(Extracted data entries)
□ □ □ □ □

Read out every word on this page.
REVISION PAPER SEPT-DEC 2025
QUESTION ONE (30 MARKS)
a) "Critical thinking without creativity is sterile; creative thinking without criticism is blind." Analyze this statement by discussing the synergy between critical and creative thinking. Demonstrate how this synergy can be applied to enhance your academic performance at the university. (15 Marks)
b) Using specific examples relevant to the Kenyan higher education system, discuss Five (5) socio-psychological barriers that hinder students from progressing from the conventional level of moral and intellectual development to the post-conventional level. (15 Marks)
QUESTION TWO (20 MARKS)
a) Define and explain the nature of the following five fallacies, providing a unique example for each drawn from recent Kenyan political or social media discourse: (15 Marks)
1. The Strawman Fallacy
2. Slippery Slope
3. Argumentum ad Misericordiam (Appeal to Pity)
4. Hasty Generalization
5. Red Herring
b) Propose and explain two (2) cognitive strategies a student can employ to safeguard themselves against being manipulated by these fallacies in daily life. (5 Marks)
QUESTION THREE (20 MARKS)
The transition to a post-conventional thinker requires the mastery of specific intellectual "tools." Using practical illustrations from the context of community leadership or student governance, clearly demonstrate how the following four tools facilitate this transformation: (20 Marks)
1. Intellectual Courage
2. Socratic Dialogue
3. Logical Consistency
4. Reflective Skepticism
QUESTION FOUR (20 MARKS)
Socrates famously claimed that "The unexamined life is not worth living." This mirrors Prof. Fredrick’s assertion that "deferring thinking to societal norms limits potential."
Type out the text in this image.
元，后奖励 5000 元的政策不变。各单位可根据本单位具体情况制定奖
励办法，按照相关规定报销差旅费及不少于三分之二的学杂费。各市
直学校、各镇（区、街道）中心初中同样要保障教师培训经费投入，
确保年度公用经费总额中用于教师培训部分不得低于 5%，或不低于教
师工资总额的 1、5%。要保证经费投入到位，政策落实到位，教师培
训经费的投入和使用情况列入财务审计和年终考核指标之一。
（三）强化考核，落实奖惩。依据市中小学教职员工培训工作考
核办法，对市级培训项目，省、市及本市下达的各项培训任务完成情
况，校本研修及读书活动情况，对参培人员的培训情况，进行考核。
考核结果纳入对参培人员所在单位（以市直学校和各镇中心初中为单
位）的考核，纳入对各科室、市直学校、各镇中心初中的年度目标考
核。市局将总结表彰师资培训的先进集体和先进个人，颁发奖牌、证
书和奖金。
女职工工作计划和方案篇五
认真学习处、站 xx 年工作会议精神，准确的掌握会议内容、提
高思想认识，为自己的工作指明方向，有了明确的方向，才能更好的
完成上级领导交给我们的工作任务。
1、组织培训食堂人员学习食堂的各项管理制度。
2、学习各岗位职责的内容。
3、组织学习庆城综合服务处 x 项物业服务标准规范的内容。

□ □ □ □ □

Say how many lines include the word "fallacies"; reply with the number alone.

TASK ANSWER:
2